REQUIRED TASK →
Copy nothing but the lines from the one containing "What data populates" through the last line of the records, repeated exactly and without pictures.

** BEGIN RAW RECORDS **

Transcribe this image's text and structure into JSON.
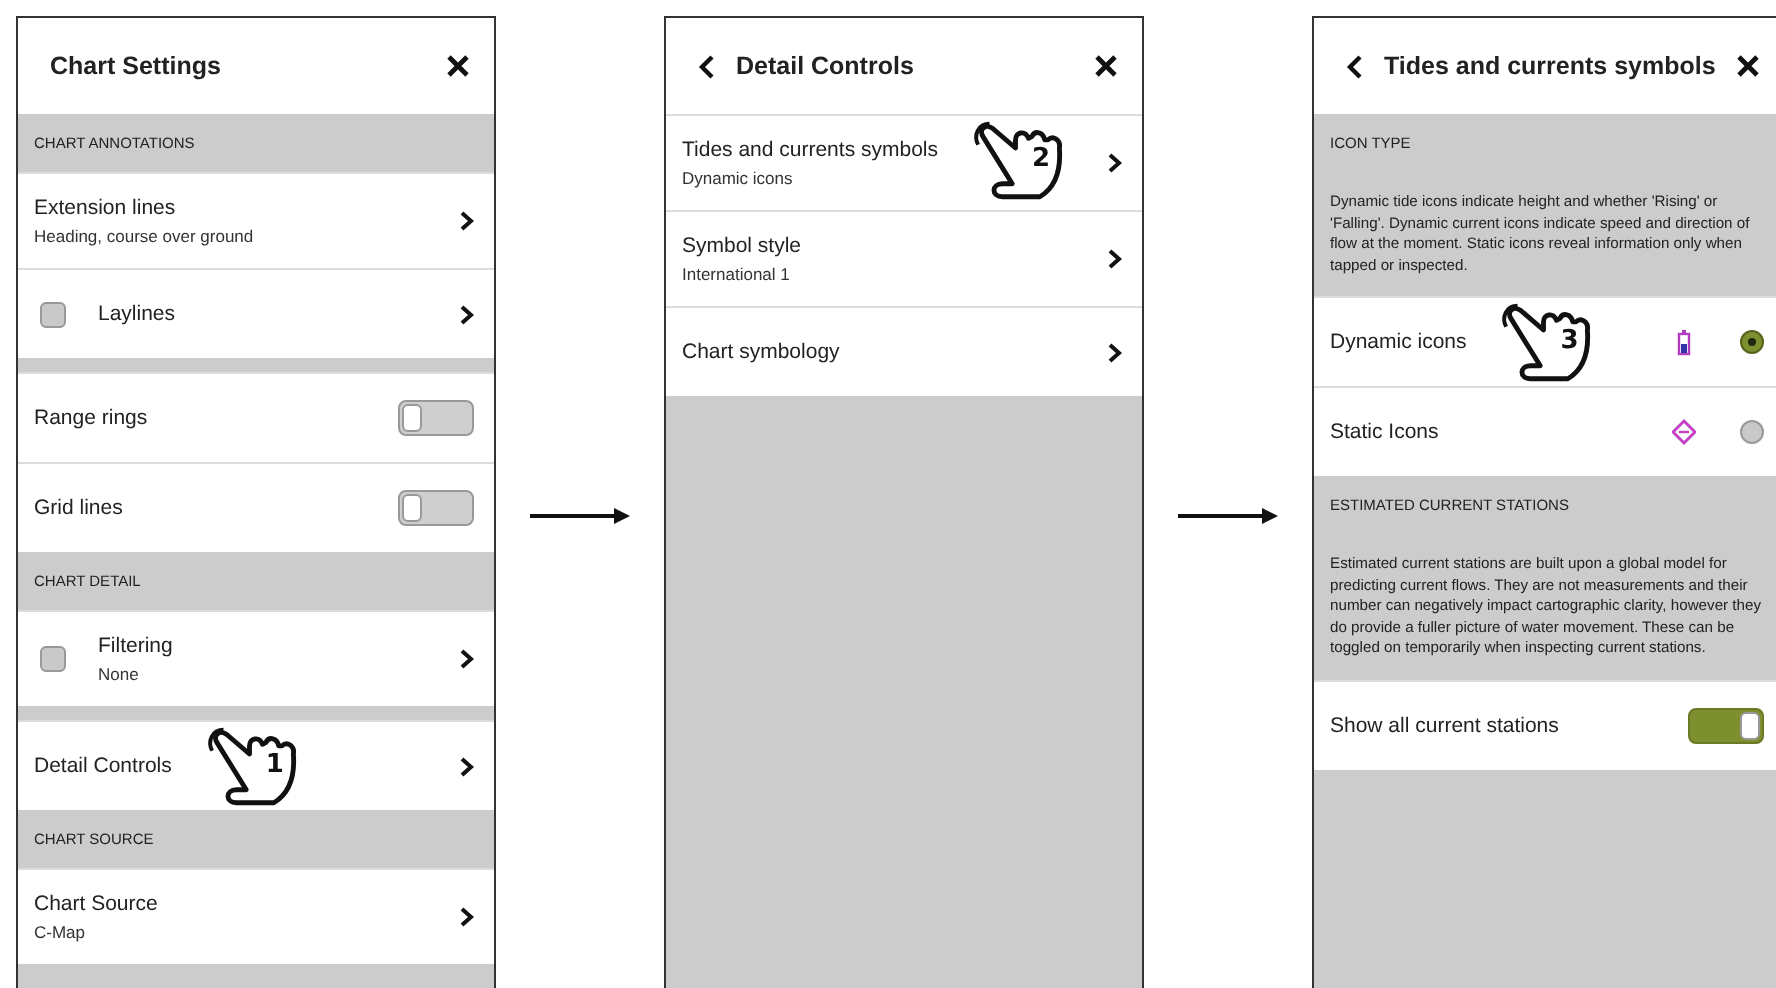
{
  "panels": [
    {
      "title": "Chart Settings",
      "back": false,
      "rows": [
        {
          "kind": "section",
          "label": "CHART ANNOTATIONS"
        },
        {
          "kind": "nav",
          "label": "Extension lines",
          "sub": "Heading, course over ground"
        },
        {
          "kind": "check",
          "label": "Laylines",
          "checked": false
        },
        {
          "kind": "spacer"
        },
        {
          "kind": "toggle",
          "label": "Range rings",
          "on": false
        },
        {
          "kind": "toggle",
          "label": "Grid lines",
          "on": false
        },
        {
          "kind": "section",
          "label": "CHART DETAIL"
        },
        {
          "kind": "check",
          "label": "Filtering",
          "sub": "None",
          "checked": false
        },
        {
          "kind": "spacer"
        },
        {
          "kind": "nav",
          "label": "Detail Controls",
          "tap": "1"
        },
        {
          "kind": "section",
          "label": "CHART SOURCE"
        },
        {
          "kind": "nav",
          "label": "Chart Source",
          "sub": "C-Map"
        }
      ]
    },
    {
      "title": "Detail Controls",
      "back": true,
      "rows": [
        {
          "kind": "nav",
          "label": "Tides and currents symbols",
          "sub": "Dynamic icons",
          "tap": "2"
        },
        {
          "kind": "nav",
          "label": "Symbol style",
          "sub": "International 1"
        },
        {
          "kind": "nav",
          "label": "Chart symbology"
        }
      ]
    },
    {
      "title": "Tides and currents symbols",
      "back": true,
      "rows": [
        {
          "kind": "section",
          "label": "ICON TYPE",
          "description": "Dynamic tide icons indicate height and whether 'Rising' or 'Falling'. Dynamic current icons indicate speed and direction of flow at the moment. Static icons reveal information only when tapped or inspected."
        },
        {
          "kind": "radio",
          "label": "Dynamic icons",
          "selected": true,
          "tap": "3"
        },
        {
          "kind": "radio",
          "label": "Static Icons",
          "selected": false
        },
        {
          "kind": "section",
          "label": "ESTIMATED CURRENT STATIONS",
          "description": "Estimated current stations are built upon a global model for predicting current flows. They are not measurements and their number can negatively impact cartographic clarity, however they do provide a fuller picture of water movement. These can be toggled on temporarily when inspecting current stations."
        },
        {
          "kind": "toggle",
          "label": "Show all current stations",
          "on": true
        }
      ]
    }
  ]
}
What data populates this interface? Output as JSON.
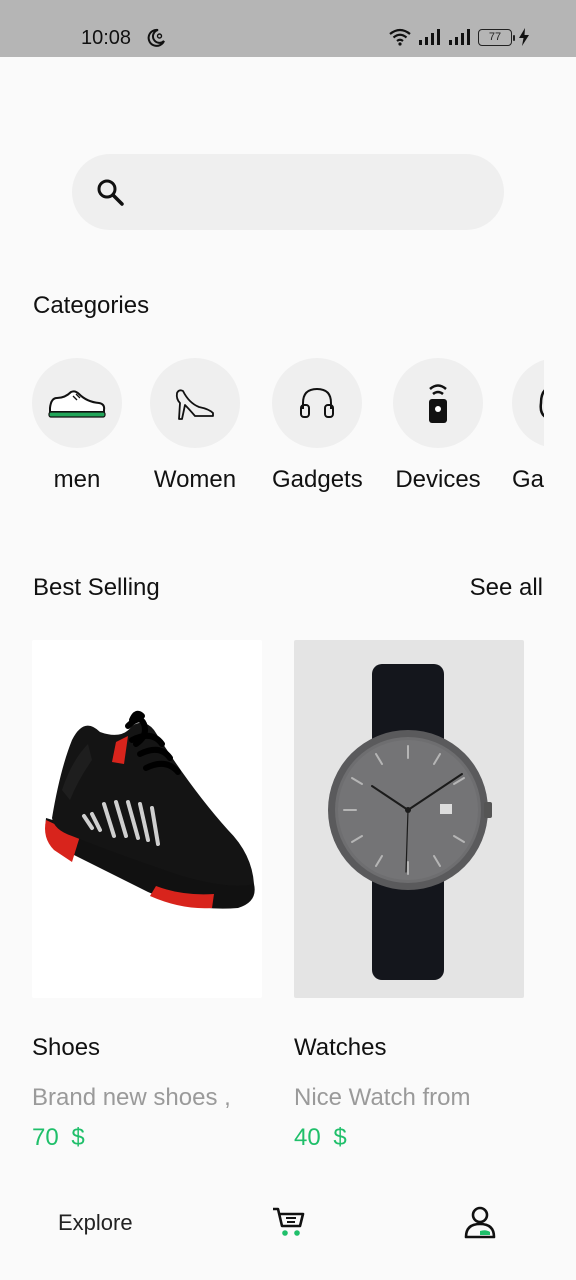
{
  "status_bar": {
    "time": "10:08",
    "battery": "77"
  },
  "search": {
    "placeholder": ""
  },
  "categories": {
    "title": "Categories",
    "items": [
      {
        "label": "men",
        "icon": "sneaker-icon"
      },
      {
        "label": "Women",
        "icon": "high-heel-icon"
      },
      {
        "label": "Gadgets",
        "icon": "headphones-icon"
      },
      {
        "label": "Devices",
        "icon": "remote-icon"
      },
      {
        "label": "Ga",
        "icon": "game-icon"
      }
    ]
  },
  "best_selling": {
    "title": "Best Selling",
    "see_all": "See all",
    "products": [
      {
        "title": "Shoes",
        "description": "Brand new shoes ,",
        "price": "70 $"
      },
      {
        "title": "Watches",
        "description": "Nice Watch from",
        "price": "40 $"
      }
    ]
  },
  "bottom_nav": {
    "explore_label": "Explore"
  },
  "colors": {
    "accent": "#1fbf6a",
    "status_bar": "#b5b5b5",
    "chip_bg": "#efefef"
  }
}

** END RAW RECORDS **

EXERCISE OUTPUT →
What data populates this interface? Output as JSON.
{
  "status_bar": {
    "time": "10:08",
    "battery": "77"
  },
  "search": {
    "placeholder": ""
  },
  "categories": {
    "title": "Categories",
    "items": [
      {
        "label": "men",
        "icon": "sneaker-icon"
      },
      {
        "label": "Women",
        "icon": "high-heel-icon"
      },
      {
        "label": "Gadgets",
        "icon": "headphones-icon"
      },
      {
        "label": "Devices",
        "icon": "remote-icon"
      },
      {
        "label": "Ga",
        "icon": "game-icon"
      }
    ]
  },
  "best_selling": {
    "title": "Best Selling",
    "see_all": "See all",
    "products": [
      {
        "title": "Shoes",
        "description": "Brand new shoes ,",
        "price": "70 $"
      },
      {
        "title": "Watches",
        "description": "Nice Watch from",
        "price": "40 $"
      }
    ]
  },
  "bottom_nav": {
    "explore_label": "Explore"
  },
  "colors": {
    "accent": "#1fbf6a",
    "status_bar": "#b5b5b5",
    "chip_bg": "#efefef"
  }
}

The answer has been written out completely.